-------- Extract provided --------

RNNs and CNNs are both pretty simple conceptually, and to me they fall into the class of “things I would have invented if I had been working on that problem,” so I suspect that the original inventors knew what they were doing. (Random forests were not as intuitive to me, but then I saw a good explanation and realized what was going on, and again suspect that the inventor knew what they were doing.)
There is a lot of “we threw X at the problem, and maybe it worked?” throughout all of science, especially when it comes to ML (and statistics more broadly), because people don’t really see why the algorithms work.
I remember once learning that someone had discretized a continuous variable so that they could fit a Hidden Markov Model to it. “Why not use a Kalman filter?” I asked, and got back “well, why not use A, B, or C?”. At that point I realized that they didn’t know that a Kalman filter is basically the continuous equivalent of a HMM (and thus obviously more appropriate, especially since they didn’t have any strong reason to suspect non-Gaussianity), and so ended the conversation.
Unfortunately I can’t easily find a link to the presentation: it was a talk on Mondrian random forests by Yee Whye Teh back in 2014. I don’t think it was necessarily anything special about the presentation, since I hadn’t put much thought into them before then.
The very short version is it would be nice if classifiers had fuzzy boundaries—if you look at the optimization underlying things like logistic regression, it turns out that if the underlying data is linearly separable it’ll make the boundary as sharp as possible, and put it in a basically arbitrary spot. Random forests will, by averaging many weak classifiers, create one ‘fuzzy’ classifier that gets the probabilities mostly right in a computationally cheap fashion.
(This comment is way more opaque than I’d like, but most of the ways I’d want to elaborate on it require a chalkboard.)
This is related to making a strong learner (really accurate) out of weak learners (barely better than majority).
It is actually somewhat non-obvious this should even be possible.
The famous example here is boosting, and in particular “AdaBoost.” The reason boosting et al. work well is actually kind of interesting and I think still not entirely understood.
I didn’t really get Vaniver’s explanation below, there are margin methods that draw the line in a sensible way that have nothing to do with weak learners at all.
Start with the base model, the decision tree. It’s simple and provides representations that may be actually understandable, which is rare in ML, but it has a problem: it sucks. Well, not always, but for many tasks it sucks. Its main limitation is that it can’t efficiently represent linear relations unless the underlying hyperplane is parallel to one of the input feature axes. And most practical tasks involve linear relations + a bit of non-linearity. Training a decision tree on these tasks tends to yield very large trees that overfit (essentially, you end up storing the training set in the tree which then acts like a lookup table).

--------

# What is asked
A. Answer these questions about the forum thread on machine learning methods above:
(i) What model did someone fit after discretizing a continuous variable?
(ii) Who gave the 2014 talk on Mondrian random forests?
(iii) Which famous example of building a strong learner out of weak learners does the thread name?
B. Rewrite the passage of the forum thread on machine learning methods starting at "The famous example" and ending at "not entirely understood.", changing "interesting" to "puzzling".
C. Extend the forum thread on decision trees and random forests from the point where it stops.

-------- Items --------

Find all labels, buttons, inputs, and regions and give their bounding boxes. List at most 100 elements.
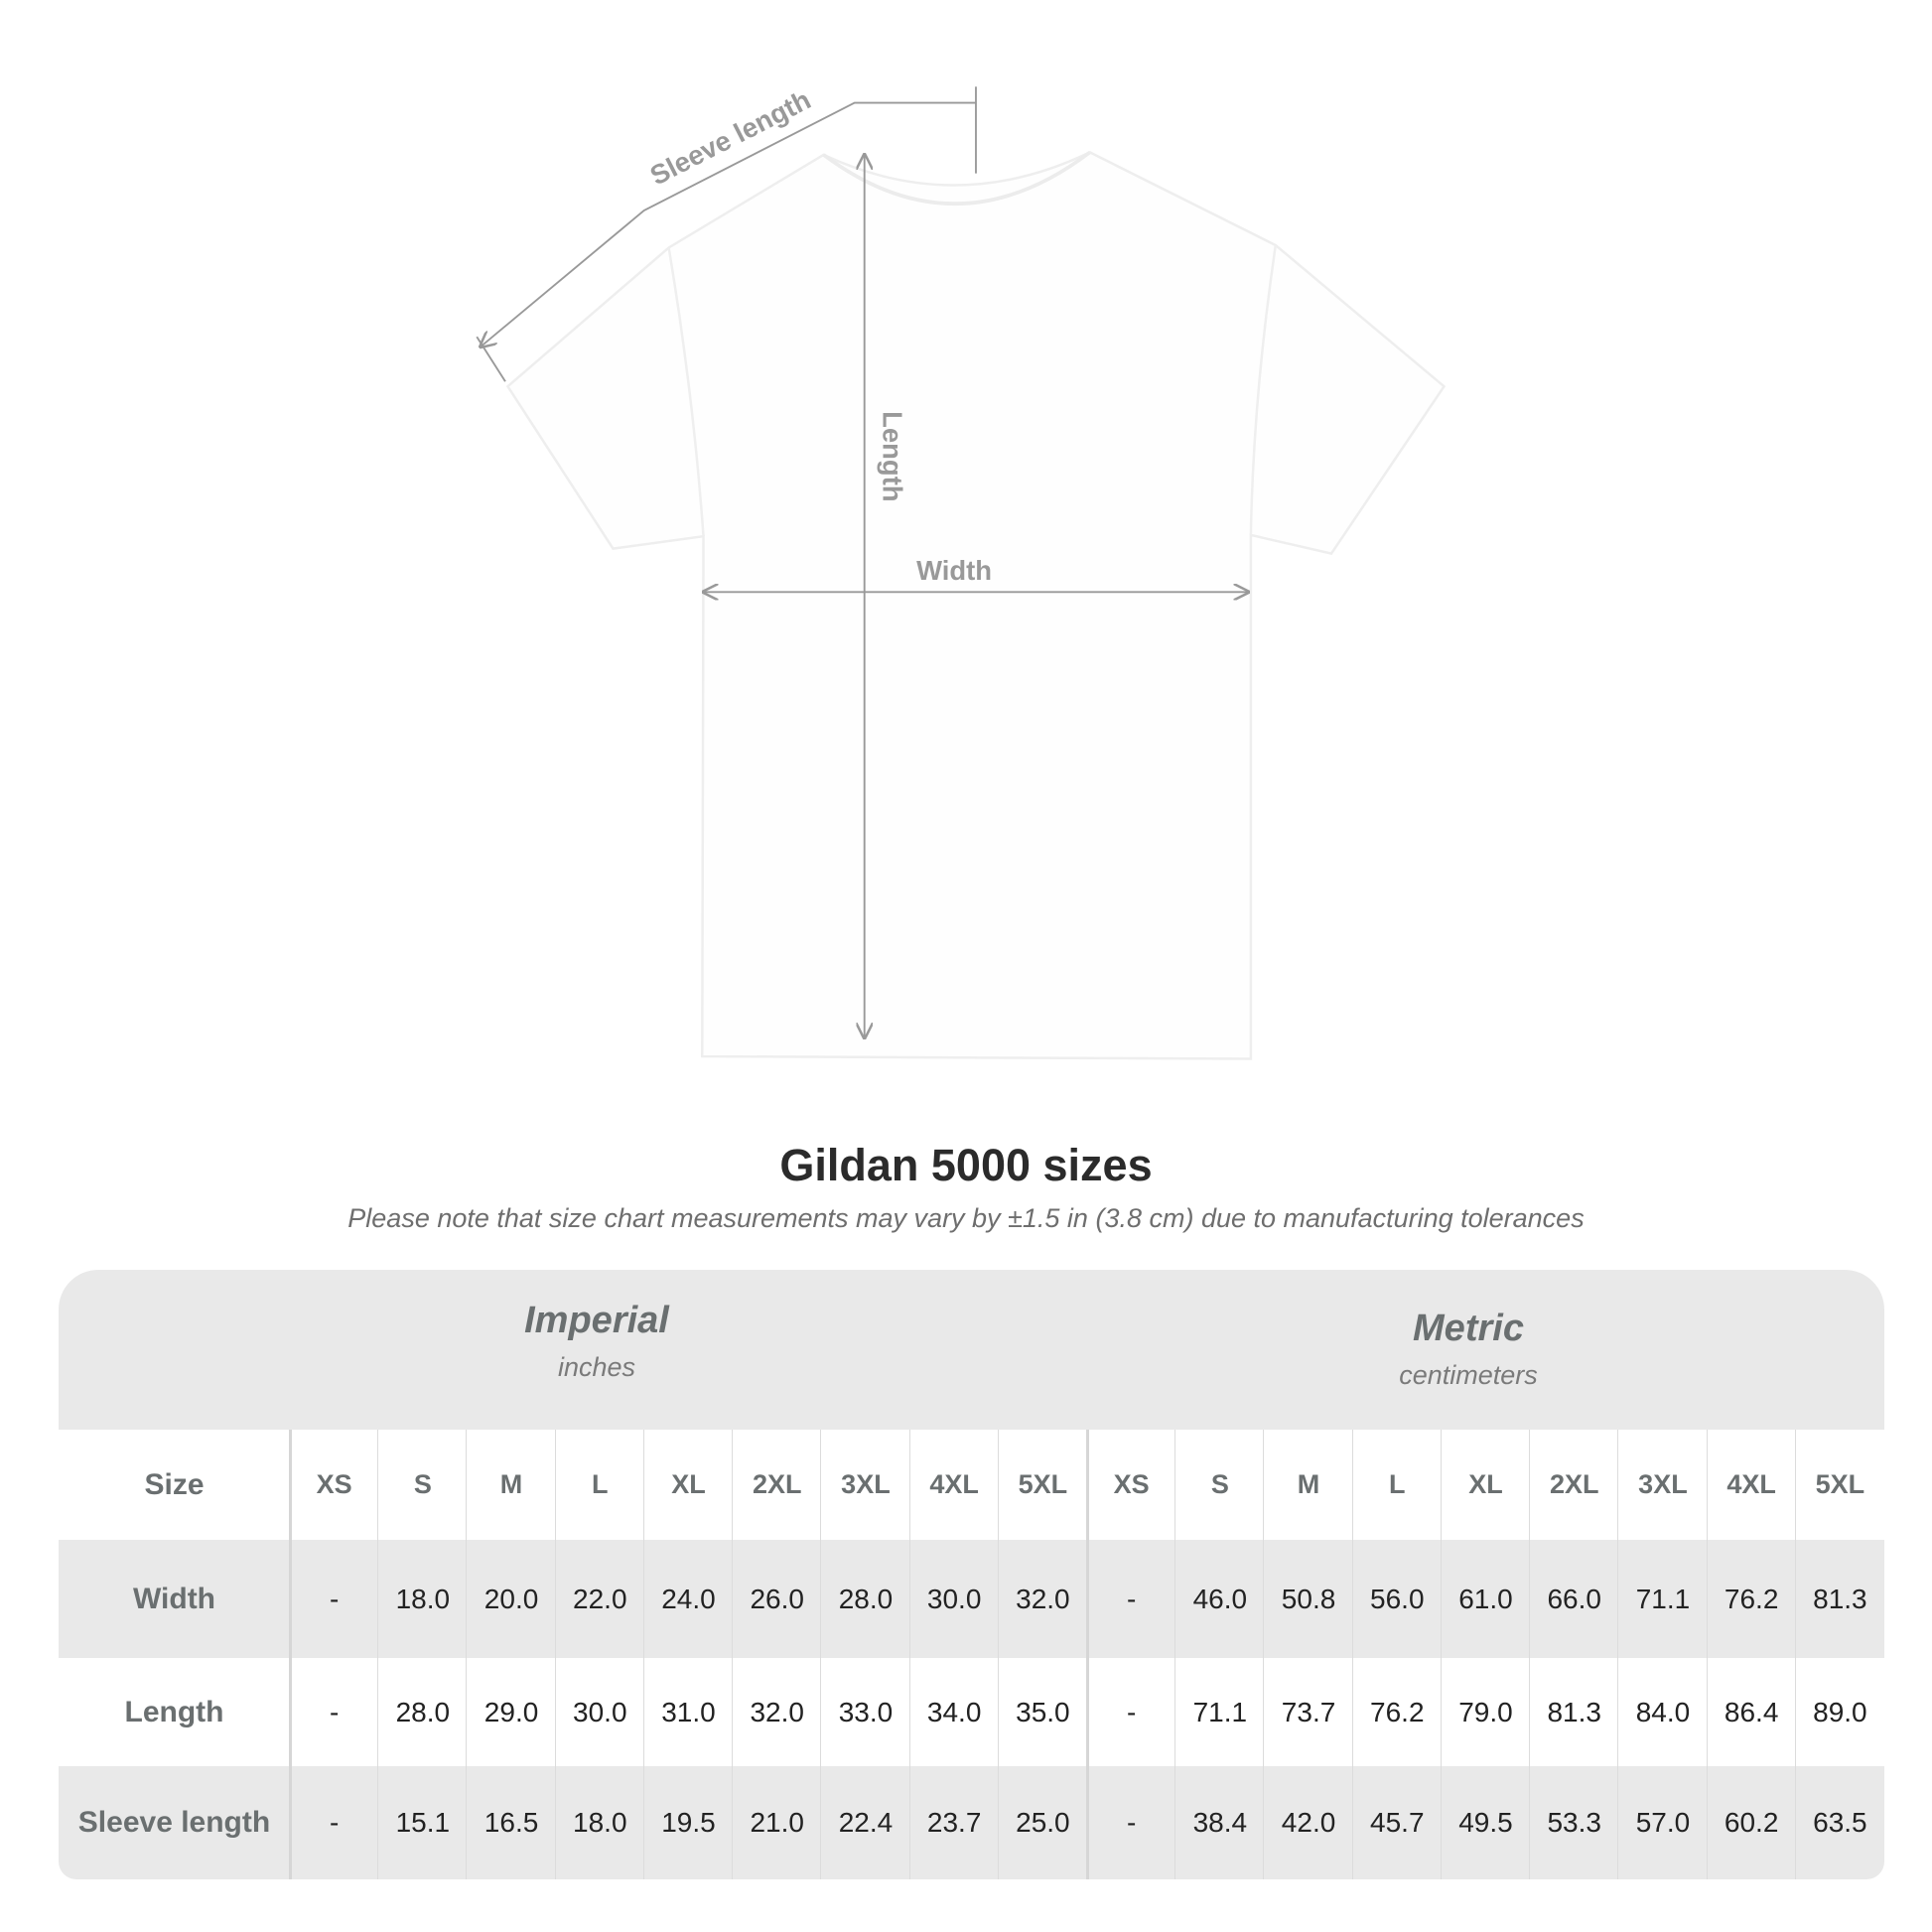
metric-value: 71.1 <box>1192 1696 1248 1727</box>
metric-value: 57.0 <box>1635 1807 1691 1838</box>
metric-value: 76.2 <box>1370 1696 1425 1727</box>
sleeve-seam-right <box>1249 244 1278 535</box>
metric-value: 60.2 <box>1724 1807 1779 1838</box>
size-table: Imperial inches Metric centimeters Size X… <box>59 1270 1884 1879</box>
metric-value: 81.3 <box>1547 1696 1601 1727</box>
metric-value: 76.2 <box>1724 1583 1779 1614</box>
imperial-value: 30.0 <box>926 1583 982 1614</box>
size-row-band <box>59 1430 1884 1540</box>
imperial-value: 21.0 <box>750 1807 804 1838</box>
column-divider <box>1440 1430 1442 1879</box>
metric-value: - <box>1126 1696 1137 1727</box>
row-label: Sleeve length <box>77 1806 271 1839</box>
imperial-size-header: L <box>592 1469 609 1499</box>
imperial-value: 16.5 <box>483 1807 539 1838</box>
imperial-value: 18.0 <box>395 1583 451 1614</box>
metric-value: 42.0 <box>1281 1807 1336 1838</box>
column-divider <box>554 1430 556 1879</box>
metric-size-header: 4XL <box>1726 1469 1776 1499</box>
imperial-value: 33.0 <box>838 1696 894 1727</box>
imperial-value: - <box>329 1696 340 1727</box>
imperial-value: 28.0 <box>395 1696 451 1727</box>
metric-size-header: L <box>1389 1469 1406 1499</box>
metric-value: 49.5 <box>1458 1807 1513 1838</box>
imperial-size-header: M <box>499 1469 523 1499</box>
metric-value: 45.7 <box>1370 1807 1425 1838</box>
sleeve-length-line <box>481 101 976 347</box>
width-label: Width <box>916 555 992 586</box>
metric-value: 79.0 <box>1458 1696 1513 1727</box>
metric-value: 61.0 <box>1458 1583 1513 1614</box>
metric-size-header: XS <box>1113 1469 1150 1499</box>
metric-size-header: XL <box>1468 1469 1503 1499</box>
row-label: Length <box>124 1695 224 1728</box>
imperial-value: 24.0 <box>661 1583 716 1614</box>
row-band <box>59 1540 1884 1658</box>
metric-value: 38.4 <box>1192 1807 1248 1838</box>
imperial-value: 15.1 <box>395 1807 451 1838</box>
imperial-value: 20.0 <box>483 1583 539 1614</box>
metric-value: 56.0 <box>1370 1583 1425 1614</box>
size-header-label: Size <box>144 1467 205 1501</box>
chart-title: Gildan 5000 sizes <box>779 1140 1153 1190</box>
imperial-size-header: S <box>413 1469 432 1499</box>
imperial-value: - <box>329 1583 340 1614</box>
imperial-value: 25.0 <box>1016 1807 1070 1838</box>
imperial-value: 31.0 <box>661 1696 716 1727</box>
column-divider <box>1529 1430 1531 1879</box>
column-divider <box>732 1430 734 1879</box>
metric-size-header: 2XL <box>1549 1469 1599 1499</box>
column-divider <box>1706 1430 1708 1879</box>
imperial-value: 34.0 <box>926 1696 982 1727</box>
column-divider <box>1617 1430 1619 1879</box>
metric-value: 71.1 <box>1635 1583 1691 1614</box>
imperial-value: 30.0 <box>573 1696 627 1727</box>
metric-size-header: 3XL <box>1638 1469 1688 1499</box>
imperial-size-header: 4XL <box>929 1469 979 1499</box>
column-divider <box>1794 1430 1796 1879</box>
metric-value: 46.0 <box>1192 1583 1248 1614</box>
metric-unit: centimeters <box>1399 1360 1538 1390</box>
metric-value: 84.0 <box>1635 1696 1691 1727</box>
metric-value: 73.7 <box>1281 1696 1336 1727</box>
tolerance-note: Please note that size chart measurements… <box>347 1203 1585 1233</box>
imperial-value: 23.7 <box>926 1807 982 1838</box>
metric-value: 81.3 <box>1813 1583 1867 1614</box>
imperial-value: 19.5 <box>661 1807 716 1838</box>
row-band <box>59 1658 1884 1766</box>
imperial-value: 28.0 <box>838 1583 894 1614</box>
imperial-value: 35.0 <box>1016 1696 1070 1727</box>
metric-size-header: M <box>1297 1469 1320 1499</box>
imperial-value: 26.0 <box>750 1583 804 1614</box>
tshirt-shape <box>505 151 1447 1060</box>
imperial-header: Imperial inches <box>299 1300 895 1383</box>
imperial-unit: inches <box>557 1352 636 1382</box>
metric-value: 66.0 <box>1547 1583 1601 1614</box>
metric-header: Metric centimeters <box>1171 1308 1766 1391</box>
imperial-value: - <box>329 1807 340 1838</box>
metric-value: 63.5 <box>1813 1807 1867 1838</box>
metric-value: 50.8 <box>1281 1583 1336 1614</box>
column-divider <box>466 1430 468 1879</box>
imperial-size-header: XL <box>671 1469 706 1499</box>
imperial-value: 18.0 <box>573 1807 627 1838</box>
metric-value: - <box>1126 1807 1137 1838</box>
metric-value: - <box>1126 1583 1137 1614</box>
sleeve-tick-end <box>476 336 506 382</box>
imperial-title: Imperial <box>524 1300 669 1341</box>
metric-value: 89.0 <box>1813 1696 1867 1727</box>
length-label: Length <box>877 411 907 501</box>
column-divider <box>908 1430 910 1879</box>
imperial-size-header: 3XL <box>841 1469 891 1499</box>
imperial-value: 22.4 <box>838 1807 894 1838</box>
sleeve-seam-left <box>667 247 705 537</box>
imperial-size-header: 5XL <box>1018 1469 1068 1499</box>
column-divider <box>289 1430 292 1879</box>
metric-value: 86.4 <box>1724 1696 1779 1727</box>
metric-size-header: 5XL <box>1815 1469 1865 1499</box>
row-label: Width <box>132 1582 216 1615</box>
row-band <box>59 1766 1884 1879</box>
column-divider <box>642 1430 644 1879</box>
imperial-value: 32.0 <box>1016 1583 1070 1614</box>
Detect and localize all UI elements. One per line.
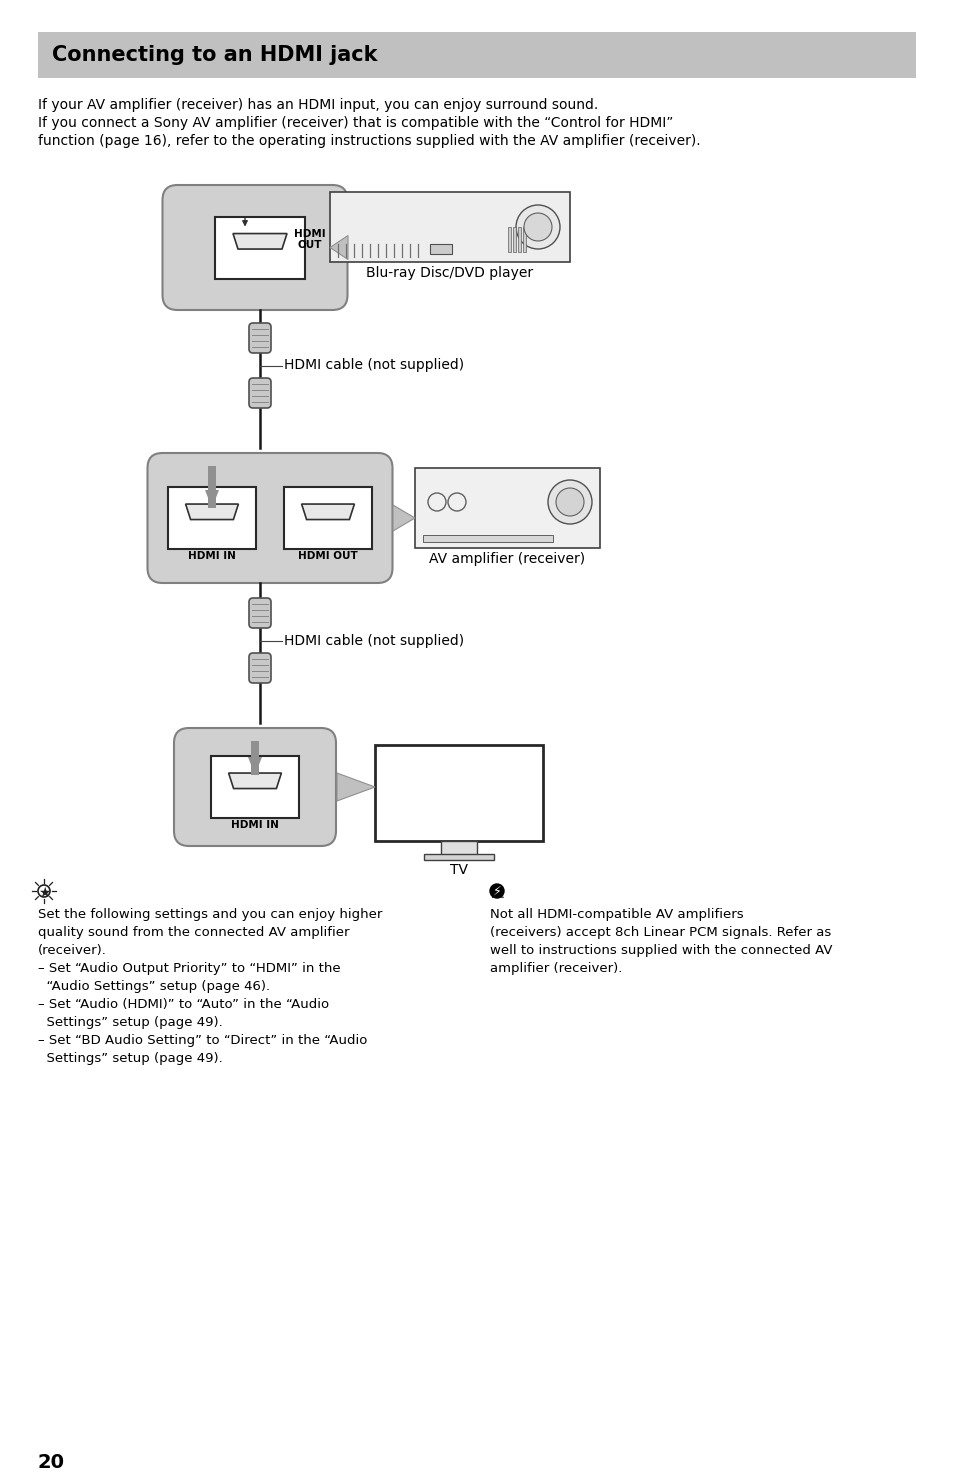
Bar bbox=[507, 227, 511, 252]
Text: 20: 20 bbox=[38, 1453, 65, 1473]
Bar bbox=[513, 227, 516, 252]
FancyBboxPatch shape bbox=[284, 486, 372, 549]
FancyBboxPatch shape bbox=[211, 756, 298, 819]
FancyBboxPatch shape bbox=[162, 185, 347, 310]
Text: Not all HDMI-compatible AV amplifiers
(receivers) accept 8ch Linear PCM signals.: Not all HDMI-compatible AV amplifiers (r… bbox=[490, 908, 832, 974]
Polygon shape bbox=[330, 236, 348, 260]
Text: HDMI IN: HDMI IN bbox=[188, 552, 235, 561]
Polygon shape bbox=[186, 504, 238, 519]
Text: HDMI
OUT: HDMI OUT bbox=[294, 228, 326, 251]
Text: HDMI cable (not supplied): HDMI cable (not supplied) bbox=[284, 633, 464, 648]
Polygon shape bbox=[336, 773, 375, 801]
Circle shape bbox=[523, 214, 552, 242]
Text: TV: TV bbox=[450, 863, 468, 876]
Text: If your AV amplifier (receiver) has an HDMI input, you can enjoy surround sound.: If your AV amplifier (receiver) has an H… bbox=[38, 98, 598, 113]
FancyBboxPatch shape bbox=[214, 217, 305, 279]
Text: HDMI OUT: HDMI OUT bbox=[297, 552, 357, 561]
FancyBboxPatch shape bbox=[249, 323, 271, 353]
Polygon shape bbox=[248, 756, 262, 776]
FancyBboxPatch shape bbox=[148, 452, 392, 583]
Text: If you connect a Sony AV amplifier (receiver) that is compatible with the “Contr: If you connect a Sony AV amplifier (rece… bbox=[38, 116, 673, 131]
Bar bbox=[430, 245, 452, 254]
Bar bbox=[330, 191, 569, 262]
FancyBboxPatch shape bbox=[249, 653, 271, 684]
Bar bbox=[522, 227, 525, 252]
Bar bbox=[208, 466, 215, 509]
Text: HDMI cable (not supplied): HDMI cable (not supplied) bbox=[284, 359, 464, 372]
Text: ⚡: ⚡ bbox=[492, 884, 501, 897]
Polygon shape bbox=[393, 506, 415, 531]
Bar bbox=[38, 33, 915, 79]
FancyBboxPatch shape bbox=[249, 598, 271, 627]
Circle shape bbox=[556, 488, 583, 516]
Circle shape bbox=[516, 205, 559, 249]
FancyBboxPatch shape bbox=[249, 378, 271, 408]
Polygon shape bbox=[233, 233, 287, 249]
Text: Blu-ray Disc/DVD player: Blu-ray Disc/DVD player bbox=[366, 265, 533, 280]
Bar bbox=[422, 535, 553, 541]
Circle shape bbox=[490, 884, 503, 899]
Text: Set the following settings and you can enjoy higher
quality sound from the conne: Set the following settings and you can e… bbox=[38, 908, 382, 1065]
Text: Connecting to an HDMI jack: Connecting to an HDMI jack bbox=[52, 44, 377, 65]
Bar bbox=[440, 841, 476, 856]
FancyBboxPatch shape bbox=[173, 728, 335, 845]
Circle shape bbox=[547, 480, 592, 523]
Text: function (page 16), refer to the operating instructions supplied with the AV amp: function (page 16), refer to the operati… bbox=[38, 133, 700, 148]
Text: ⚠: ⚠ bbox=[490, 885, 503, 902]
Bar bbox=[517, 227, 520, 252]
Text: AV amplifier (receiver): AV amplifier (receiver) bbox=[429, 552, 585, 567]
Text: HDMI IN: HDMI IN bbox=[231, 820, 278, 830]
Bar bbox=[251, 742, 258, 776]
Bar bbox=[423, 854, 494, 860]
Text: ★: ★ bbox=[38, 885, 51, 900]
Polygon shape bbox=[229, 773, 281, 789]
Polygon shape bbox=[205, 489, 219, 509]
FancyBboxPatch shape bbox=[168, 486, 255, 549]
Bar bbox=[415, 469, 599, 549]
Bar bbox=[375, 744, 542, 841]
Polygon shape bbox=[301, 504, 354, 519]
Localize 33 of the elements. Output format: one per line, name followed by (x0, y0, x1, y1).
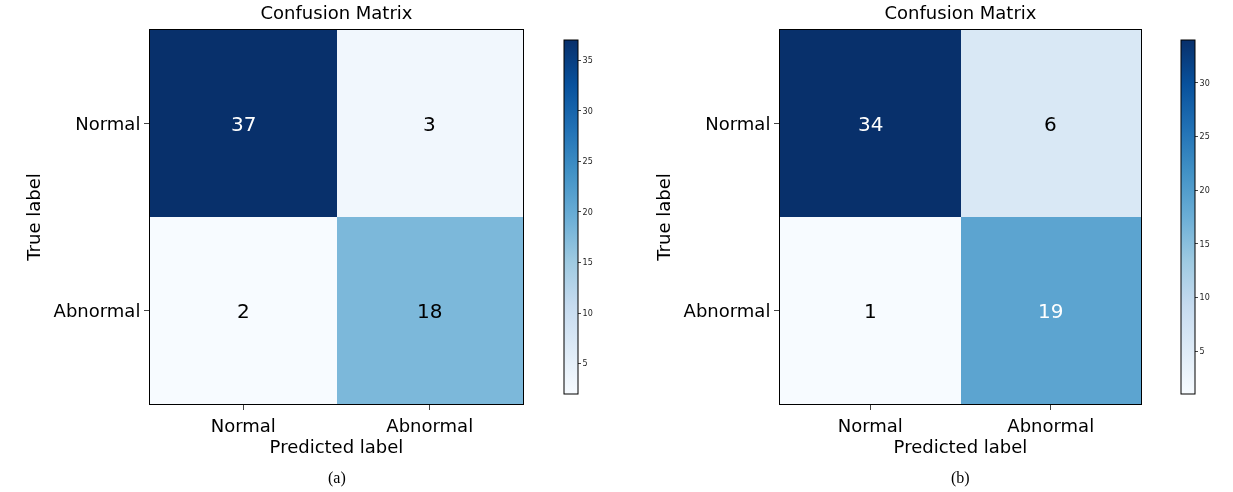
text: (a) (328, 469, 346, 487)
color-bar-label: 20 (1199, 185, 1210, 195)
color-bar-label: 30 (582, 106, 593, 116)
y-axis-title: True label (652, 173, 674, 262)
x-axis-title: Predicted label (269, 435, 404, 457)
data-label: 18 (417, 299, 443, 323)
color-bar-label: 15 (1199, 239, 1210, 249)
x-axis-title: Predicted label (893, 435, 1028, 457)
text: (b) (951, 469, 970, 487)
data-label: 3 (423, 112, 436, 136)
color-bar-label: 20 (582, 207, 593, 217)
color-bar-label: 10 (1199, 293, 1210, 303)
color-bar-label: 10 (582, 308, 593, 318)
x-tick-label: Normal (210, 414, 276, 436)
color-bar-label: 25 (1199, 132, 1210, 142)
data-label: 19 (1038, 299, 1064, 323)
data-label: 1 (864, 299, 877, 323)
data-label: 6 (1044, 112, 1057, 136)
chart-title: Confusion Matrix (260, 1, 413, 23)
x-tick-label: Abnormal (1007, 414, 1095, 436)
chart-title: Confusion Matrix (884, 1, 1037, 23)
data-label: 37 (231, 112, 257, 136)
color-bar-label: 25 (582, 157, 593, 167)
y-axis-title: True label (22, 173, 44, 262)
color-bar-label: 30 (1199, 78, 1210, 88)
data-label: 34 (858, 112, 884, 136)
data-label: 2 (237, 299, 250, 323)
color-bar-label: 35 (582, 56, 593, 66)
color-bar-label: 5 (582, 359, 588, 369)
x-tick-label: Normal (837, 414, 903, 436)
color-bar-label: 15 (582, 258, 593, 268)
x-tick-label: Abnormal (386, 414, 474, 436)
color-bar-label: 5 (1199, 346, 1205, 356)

--------

# The responses
A.
(i) A Hidden Markov Model.
(ii) Yee Whye Teh.
(iii) Boosting, in particular AdaBoost.

B.
The famous example here is boosting, and in particular “AdaBoost.” The reason boosting et al. work well is actually kind of puzzling and I think still not entirely understood.

C.
Fortunately, it was discovered that if you take a linear combination of the outputs a sizeable-but-not-exceptionally-large number of appropriately trained decision trees, then you can get good performances on real-world tasks. In fact it turns out that the coefficients of the linear combination aren’t terribly important, a simple averaging will do.
So the issue is how do you appropriately train these decision trees. You want these trees to be independent from each other conditioned on the true relation as much as possible. This means that ideally you would have to train each of them on a different training set sampled from the underlying true distribution, that is, you would have to have enough training data for each tree. But training data is expensive (ok, used to be expensive in the pre-big data era) and we want to learn an effective model from as few data as possible. The second requirement is that each decision tree must not overfit. In the tradeoff between overfitting and underfitting, you prefer underfitting the invdividual models, since model averaging at the end can take care of it.
Random forests use two tricks to fulfill these requirements:
The first one is Bootstrap aggregating, aka “bagging”: instead of gathering from the true distribution m training sets of n examples each for each of your m decision trees, you generate m-1 alternate sets by resampling with replacement your original training set.of n examples. It turns out that, for reasons not entirely well understood, these m datasets behave in many ways as if they were independently sampled from the true distribution. This is an application of a technique known in statistics as Bootstrapping), which has some asymptotic theoretical guarantees under certain conditions that probably don’t apply here, but nevertheless empirically it often works well.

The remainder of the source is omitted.